WRITTEN PROBLEM: Wherever the word "metabolism" shows up in a line, please copy that line.

DATASET CONTENT:
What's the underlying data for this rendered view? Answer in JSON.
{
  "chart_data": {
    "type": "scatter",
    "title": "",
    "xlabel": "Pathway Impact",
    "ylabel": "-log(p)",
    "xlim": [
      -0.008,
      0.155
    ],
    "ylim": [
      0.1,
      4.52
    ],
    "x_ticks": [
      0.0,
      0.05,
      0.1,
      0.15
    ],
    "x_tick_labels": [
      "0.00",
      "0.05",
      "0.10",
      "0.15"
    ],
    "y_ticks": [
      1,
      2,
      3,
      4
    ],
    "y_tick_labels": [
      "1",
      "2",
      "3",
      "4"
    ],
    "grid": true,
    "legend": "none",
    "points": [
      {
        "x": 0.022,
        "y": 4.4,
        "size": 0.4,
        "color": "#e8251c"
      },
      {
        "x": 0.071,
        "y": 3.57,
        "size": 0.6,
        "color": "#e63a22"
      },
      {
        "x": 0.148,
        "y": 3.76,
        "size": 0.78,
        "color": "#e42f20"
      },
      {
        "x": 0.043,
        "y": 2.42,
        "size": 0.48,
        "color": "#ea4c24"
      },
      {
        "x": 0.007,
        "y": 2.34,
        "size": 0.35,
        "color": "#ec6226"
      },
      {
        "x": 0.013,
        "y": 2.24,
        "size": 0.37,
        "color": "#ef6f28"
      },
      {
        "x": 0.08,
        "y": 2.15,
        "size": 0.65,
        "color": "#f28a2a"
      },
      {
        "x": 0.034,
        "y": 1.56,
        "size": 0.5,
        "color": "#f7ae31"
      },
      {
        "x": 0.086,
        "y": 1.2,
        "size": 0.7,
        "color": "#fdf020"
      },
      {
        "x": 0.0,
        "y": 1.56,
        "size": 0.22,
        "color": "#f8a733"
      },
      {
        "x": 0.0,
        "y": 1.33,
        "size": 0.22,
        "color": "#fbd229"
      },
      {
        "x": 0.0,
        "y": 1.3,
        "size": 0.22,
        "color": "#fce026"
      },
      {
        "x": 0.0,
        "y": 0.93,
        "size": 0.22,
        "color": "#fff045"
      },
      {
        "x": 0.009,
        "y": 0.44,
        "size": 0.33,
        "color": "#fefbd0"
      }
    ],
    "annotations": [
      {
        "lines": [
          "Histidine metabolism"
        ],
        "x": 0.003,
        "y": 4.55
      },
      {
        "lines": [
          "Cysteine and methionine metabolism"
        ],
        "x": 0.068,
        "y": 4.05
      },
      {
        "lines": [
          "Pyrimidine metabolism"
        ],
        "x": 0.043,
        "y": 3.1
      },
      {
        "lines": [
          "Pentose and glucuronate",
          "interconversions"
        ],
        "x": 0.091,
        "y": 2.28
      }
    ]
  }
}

FINAL RESULT:
          "Histidine metabolism"
          "Cysteine and methionine metabolism"
          "Pyrimidine metabolism"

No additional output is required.